Copy out all lines from the entries below in which "labels" occurs.
──────
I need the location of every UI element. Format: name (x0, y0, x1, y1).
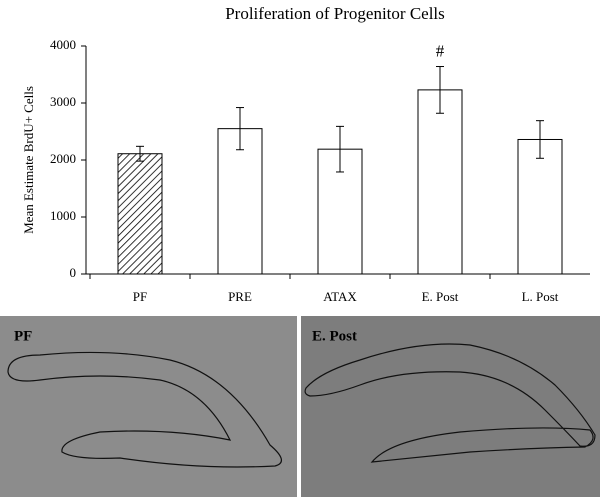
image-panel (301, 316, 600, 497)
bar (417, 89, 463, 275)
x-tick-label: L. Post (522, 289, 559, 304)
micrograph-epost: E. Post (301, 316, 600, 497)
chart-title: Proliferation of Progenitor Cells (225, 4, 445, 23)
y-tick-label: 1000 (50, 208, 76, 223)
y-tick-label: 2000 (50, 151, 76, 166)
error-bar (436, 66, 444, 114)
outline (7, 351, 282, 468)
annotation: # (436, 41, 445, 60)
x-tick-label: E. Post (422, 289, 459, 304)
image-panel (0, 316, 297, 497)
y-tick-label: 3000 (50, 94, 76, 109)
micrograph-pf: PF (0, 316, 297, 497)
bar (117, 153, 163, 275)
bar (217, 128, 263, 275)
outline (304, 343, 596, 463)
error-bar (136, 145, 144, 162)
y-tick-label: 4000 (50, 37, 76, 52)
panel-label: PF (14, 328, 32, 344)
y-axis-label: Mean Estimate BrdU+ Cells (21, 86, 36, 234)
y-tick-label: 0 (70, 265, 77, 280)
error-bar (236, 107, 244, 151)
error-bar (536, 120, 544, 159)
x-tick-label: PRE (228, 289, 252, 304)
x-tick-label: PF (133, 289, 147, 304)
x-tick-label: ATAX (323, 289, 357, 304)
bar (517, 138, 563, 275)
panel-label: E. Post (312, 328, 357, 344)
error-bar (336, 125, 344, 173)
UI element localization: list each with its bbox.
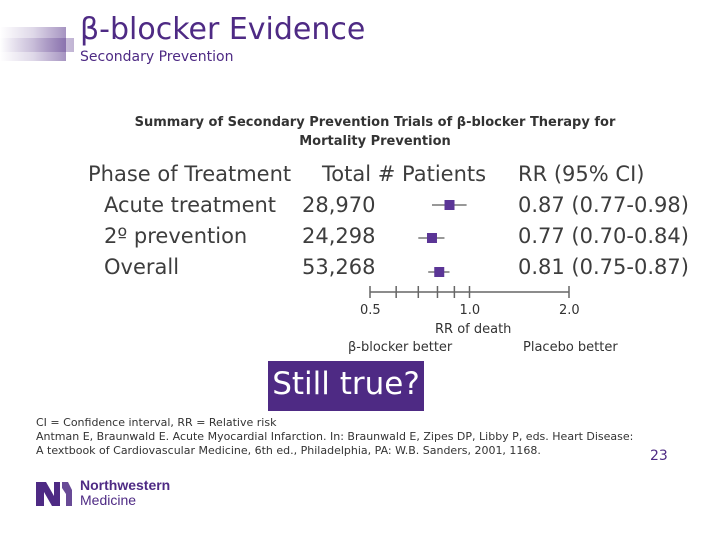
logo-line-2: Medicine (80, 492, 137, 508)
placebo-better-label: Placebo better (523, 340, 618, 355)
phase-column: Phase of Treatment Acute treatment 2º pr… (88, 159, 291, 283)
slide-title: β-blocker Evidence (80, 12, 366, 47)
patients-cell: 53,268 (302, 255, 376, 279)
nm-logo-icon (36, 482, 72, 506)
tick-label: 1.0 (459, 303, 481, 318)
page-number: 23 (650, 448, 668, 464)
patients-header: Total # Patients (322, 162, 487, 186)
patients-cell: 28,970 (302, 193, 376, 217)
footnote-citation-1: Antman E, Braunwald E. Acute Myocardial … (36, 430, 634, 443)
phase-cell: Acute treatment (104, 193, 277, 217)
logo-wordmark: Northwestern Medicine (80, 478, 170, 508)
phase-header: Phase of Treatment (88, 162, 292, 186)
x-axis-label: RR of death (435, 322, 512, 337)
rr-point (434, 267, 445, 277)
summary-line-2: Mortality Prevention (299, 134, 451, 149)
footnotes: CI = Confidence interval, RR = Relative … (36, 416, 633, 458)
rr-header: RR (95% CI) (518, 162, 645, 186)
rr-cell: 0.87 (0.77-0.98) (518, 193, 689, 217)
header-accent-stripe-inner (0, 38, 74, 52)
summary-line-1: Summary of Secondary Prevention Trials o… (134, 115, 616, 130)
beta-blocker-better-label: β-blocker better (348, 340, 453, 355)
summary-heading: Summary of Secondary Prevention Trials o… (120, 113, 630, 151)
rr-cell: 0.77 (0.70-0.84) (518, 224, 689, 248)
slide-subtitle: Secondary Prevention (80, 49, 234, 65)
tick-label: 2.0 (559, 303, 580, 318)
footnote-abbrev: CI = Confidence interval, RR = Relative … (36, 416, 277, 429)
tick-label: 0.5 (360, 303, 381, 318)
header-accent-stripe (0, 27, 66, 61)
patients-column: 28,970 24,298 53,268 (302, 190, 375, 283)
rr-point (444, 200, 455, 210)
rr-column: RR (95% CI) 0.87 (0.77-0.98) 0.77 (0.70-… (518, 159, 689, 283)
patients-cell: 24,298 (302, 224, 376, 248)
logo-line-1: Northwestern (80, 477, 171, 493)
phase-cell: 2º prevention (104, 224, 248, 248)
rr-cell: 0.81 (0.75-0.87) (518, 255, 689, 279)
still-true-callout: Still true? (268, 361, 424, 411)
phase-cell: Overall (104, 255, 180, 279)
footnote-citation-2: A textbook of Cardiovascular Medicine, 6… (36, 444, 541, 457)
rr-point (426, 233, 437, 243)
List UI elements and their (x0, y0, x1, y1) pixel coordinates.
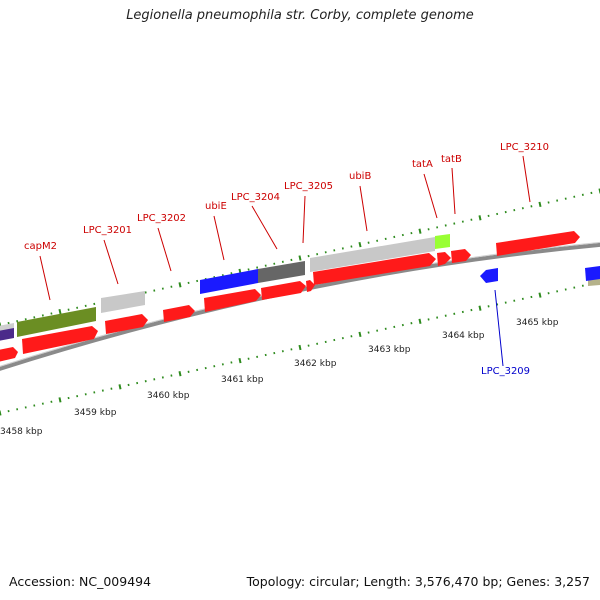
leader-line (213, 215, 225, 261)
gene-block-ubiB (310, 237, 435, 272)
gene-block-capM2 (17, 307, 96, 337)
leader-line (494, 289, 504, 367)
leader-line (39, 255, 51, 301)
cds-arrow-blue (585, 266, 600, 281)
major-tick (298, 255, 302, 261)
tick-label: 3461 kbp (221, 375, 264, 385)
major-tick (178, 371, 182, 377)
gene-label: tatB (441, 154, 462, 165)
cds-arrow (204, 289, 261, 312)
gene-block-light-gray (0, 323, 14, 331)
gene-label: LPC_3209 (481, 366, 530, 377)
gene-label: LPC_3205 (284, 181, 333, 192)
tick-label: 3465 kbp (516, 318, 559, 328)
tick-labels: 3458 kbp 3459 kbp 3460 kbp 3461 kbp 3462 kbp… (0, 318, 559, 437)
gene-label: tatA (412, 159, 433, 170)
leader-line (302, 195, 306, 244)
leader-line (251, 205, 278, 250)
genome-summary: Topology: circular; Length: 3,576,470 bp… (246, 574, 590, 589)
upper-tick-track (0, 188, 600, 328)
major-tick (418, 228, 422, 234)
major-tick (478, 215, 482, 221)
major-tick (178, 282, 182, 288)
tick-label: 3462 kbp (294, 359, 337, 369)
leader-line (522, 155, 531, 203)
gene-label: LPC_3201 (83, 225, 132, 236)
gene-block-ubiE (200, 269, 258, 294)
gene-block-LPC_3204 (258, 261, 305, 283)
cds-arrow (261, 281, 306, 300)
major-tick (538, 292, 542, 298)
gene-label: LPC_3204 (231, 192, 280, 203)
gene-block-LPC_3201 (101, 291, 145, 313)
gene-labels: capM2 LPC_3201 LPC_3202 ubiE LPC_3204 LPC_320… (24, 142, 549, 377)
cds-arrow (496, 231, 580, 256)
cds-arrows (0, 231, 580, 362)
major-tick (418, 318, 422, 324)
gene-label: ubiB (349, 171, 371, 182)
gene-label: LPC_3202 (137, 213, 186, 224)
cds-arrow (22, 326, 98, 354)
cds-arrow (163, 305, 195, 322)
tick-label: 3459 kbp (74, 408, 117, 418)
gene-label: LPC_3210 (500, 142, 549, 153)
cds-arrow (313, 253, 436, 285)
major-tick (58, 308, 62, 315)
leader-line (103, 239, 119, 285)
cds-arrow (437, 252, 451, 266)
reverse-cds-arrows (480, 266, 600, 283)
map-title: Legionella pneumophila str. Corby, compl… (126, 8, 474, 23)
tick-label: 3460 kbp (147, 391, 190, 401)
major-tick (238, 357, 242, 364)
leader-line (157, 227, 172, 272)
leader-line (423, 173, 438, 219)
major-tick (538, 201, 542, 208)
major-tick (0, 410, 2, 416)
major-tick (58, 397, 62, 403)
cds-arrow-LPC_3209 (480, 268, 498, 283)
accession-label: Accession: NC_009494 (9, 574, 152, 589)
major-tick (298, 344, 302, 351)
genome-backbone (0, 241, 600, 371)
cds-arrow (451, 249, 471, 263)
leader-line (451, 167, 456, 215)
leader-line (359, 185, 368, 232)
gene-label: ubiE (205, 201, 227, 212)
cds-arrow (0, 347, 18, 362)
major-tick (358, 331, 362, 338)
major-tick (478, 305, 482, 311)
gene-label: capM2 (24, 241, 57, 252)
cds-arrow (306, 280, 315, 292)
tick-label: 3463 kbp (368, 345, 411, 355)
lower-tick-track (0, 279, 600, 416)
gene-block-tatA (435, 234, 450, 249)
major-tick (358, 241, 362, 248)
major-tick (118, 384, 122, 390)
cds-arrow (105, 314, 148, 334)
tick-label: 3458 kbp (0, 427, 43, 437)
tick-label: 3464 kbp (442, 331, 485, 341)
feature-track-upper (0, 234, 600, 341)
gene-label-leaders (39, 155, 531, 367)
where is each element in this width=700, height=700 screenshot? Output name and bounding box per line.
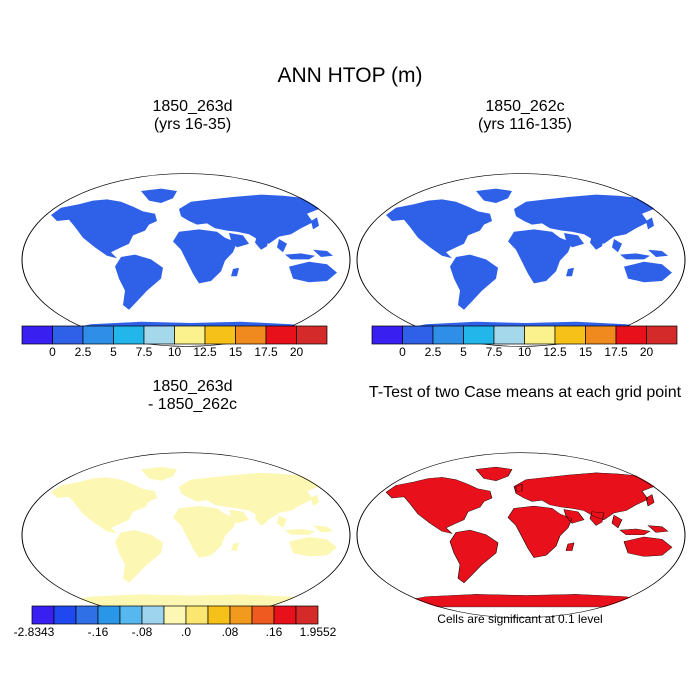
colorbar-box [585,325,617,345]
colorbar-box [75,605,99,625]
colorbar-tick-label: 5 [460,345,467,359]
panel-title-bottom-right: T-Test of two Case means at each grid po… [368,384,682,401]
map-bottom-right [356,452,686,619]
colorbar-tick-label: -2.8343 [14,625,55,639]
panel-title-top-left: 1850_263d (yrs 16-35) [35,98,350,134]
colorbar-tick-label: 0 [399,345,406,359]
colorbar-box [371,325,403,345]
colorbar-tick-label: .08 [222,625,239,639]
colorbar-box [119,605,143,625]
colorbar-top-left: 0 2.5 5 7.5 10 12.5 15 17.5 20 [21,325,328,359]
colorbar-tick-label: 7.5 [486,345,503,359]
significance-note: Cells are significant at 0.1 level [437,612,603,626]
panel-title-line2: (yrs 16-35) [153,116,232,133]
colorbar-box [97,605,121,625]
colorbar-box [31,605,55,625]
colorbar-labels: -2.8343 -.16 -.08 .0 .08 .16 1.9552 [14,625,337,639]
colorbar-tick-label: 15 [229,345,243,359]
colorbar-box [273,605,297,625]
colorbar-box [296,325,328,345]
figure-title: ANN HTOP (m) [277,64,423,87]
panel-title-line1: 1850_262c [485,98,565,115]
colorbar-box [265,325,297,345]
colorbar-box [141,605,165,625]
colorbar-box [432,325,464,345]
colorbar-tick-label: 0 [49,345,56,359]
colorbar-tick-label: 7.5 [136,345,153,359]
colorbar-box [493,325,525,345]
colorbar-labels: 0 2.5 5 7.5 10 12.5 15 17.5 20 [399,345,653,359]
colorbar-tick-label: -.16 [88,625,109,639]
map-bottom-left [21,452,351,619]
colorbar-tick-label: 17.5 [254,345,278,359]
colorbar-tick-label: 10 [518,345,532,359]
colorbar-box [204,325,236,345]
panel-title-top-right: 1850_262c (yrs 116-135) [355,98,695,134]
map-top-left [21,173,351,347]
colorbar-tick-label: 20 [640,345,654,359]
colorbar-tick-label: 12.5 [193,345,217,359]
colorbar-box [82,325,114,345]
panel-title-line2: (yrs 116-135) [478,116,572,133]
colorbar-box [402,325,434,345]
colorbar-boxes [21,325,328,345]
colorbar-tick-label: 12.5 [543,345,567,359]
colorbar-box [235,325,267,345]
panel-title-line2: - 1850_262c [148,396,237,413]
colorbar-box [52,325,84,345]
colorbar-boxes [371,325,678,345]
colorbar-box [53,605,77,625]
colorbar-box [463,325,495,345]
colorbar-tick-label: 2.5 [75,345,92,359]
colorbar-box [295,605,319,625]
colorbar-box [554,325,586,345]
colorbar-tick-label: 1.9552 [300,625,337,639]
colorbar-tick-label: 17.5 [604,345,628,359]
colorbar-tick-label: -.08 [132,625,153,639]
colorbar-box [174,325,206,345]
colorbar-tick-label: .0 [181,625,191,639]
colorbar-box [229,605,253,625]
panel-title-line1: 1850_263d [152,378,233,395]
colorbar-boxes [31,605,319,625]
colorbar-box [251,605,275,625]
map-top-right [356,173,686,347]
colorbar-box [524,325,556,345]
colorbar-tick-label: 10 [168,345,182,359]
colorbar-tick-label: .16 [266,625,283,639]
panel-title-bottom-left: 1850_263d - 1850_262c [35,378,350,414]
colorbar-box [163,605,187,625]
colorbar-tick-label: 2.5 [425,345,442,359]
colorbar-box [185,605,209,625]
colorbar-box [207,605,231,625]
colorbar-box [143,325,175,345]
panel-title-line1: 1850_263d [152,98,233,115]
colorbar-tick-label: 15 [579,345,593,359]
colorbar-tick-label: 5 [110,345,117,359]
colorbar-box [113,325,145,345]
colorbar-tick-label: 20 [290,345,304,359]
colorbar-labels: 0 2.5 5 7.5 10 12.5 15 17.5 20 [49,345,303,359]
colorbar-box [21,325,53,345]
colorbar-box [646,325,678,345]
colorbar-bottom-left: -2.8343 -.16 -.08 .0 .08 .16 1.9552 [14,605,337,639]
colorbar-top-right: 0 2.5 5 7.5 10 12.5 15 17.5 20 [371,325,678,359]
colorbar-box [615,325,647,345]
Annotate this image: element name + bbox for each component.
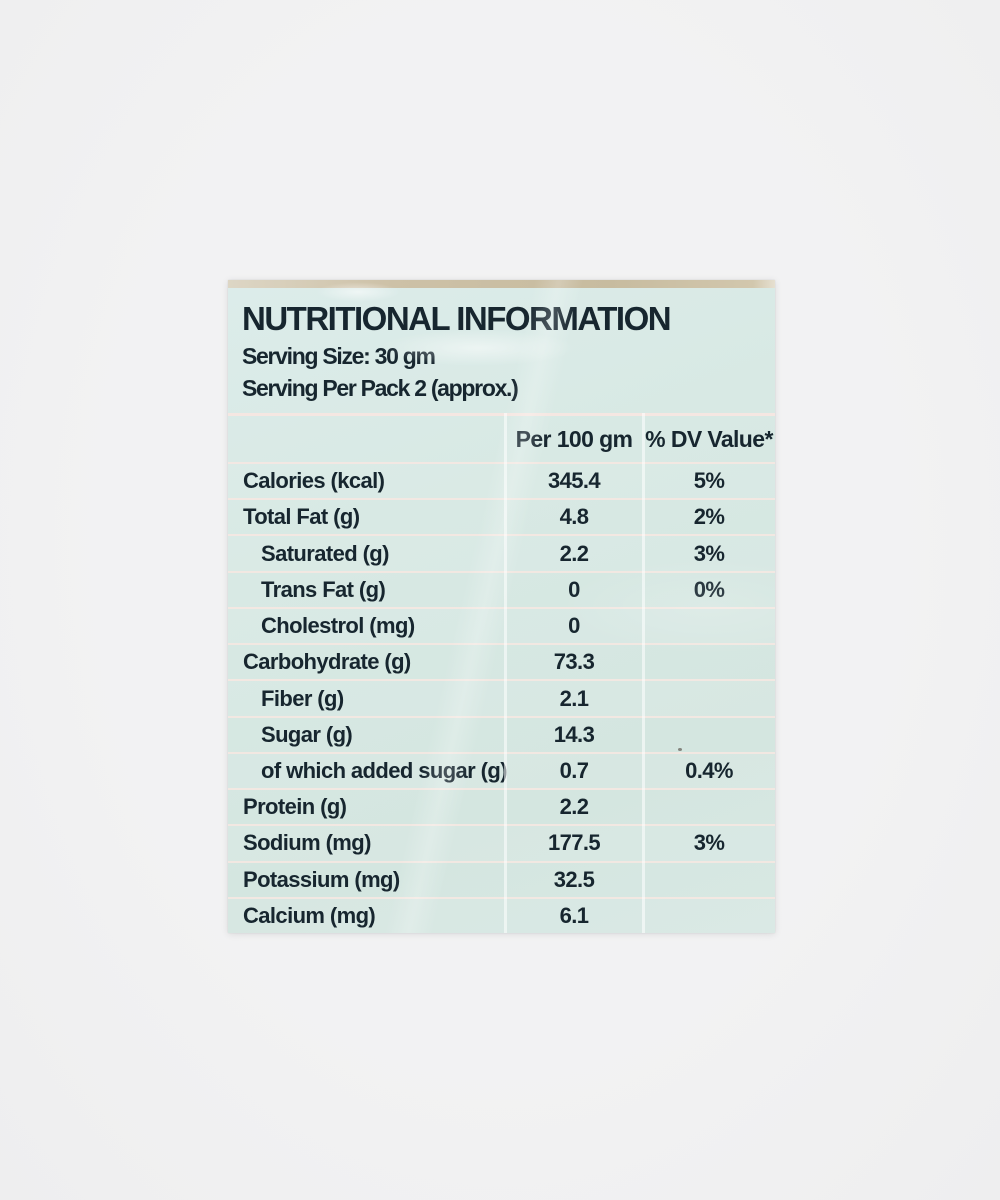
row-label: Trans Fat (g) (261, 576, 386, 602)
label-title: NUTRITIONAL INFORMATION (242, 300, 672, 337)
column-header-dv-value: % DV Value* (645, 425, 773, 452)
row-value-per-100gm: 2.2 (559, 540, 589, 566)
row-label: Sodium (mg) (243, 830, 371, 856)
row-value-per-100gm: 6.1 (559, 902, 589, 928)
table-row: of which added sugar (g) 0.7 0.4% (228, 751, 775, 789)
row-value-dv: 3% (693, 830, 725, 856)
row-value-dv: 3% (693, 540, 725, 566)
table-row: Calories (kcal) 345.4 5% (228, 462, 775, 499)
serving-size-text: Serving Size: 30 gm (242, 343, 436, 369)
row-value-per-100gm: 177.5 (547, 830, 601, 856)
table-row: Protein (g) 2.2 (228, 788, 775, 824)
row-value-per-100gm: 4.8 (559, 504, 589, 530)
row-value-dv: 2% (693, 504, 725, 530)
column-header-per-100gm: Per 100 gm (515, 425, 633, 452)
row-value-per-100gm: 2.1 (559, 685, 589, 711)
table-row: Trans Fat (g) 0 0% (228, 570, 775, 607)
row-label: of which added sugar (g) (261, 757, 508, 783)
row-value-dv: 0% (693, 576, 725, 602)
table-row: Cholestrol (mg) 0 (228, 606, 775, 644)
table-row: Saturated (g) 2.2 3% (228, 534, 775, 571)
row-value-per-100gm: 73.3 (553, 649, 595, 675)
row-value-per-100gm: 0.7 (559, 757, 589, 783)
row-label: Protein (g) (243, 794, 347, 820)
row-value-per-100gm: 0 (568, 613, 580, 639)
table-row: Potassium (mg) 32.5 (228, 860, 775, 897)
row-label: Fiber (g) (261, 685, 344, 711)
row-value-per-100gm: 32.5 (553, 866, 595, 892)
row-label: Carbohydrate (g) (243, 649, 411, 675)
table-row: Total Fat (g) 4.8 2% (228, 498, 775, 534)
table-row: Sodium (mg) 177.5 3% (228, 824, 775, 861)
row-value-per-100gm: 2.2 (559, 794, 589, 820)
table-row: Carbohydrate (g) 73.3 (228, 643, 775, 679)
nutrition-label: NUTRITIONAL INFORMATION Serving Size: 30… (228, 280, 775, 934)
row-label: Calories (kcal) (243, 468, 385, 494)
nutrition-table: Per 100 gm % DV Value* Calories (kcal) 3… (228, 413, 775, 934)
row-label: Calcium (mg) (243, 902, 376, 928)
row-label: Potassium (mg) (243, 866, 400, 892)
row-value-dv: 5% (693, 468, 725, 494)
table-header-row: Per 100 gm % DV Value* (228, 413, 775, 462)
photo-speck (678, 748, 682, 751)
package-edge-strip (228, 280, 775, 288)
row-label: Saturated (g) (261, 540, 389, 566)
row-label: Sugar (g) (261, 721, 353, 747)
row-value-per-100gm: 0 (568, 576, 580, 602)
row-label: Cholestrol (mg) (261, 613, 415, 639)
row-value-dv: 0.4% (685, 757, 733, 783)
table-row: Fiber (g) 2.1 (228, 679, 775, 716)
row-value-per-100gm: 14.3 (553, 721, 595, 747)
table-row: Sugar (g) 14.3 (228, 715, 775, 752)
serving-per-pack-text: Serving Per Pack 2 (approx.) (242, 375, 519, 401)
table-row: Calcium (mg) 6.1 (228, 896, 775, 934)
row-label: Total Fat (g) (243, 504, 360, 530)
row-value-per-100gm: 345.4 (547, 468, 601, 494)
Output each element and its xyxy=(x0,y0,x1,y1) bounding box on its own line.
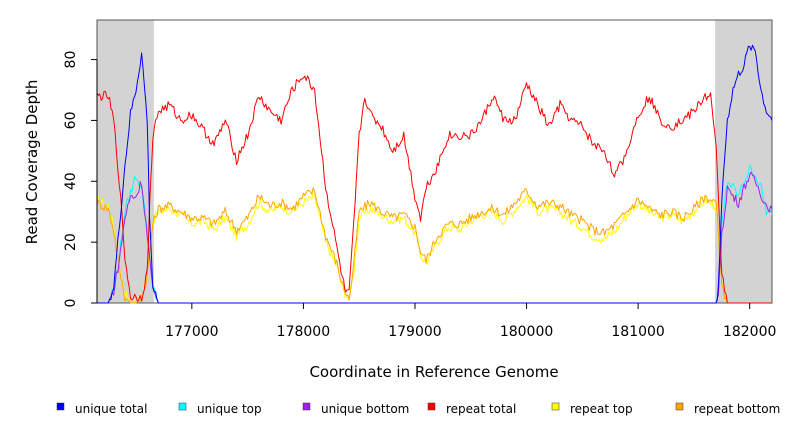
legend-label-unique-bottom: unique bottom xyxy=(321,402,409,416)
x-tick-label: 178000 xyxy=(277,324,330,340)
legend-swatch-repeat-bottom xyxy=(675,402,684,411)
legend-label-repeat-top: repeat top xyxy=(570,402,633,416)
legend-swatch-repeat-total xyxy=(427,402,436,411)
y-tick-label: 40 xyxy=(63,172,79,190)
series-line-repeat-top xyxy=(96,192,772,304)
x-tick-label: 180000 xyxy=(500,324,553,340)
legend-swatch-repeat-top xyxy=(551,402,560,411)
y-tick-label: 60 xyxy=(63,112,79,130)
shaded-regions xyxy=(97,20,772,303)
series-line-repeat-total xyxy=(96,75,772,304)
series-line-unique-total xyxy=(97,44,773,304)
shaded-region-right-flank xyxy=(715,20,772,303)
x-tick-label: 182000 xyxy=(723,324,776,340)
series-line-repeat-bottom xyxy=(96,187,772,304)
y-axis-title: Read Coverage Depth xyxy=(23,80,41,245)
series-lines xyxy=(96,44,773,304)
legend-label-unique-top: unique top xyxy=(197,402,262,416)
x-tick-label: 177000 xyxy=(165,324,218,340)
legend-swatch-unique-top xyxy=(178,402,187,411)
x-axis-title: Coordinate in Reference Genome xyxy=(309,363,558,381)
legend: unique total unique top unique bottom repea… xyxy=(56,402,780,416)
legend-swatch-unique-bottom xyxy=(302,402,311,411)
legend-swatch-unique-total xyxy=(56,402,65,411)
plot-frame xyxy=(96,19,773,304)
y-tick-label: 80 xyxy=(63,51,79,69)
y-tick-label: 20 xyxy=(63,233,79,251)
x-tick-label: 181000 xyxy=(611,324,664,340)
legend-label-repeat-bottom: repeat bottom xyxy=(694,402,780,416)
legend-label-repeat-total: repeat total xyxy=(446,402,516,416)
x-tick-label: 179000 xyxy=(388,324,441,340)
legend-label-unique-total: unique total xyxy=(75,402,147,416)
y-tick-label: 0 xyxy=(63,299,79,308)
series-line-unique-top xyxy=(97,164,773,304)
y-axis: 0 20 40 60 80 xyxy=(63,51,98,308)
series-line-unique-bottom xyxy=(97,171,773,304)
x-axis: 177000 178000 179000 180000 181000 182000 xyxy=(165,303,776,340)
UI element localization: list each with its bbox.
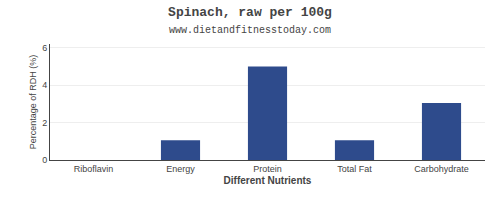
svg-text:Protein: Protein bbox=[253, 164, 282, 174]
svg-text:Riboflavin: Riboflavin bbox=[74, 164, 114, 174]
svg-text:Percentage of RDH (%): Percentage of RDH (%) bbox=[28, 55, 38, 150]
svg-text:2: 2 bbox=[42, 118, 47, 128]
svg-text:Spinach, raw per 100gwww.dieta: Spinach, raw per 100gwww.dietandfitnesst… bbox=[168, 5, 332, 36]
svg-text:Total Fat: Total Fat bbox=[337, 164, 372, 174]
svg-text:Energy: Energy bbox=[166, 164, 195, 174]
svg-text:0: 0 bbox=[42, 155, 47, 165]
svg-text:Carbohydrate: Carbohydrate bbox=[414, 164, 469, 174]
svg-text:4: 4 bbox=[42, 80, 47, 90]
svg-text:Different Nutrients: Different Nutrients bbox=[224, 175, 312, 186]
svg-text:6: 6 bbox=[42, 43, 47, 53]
──────
Solution for this exercise »
tick-labels: 3458 kbp 3459 kbp 3460 kbp 3461 kbp 3462 kbp… (0, 318, 559, 437)
gene-labels: capM2 LPC_3201 LPC_3202 ubiE LPC_3204 LPC_320… (24, 142, 549, 377)
colorbar-labels: -2.8343 -.16 -.08 .0 .08 .16 1.9552 [14,625,337,639]
colorbar-labels: 0 2.5 5 7.5 10 12.5 15 17.5 20 [399,345,653,359]
colorbar-labels: 0 2.5 5 7.5 10 12.5 15 17.5 20 [49,345,303,359]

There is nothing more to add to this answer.